Brief A ::
Decide whether each statement agrees with the Beijing air post. Answer yes or no for each and quote the words from the post that decide it.
(i) In Beijing, ten fermented eggs cost $1.50.
(ii) Berkeley has a bigger yogurt selection than Beijing.
(iii) The writer's runny nose came back after the return to Beijing.
Brief B ::
Answer these questions from the Beijing air post.
(i) How long has the writer been back in Beijing?
(ii) What does a serving of Tsinghua University's yogurt cost?
(iii) How much Kleenex did the writer use before the change?

[[ Supplied passage open ]]

Beijing Air: Not Dirty Enough

I’ve been back in Beijing a week. I’ve been eating lots of fermented food, which is easy to get, including fermented eggs (10 for $1.50) sold at a stand in a shopping mall. There is a bigger yogurt selection here than in Berkeley. Tsinghua University sells its own perfectly good yogurt (20 cents a serving). Every supermarket has a big pickle selection.

In Berkeley, as I blogged earlier, a few months ago I noticed that my nose was no longer runny. My Kleenex consumption, which had been about one box of Kleenex every month or so, was reduced to almost zero. (A reader of this blog had a similar experience.) No doubt this was due to eating much more fermented food. The runny-nose-absence has continued in Beijing.

[[ Supplied passage closed ]]
[[ Data shown open ]]

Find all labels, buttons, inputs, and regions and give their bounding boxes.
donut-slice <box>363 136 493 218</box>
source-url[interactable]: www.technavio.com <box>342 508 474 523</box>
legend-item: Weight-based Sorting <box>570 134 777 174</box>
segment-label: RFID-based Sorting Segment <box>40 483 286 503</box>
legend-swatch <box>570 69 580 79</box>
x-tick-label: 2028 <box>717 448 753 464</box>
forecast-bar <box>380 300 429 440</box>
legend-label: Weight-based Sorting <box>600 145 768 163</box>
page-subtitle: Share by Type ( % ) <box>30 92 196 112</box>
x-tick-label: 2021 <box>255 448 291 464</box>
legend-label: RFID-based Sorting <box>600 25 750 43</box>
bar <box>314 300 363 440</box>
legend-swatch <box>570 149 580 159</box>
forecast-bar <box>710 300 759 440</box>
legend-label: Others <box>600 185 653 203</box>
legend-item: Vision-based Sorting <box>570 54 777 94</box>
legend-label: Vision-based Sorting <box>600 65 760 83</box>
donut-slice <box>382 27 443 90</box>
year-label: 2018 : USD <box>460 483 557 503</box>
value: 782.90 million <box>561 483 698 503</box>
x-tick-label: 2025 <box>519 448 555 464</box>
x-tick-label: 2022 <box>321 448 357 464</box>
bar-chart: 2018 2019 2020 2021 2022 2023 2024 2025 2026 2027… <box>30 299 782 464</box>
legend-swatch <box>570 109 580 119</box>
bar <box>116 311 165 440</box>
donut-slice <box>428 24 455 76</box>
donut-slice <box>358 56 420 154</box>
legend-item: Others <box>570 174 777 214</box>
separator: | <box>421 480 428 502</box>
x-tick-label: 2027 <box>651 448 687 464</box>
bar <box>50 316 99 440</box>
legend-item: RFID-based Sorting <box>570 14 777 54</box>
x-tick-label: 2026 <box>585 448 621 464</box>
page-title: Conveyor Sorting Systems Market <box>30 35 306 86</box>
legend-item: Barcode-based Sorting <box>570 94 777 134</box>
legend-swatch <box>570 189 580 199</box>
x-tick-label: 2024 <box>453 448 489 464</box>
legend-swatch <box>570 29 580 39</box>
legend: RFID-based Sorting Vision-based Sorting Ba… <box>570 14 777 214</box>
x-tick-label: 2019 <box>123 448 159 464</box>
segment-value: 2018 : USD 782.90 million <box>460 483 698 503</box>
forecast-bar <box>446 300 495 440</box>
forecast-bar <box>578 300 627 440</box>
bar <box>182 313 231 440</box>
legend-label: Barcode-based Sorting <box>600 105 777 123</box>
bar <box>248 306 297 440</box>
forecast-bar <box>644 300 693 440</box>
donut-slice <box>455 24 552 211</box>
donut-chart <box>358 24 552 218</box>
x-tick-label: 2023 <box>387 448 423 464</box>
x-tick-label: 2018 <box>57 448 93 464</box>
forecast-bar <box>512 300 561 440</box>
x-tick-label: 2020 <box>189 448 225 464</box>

[[ Data shown closed ]]

Problem solution A ::
(i) Yes: "fermented eggs (10 for $1.50)"
(ii) No: "There is a bigger yogurt selection here than in Berkeley."
(iii) No: "The runny-nose-absence has continued in Beijing."

Problem solution B ::
(i) A week.
(ii) 20 cents.
(iii) About one box every month or so.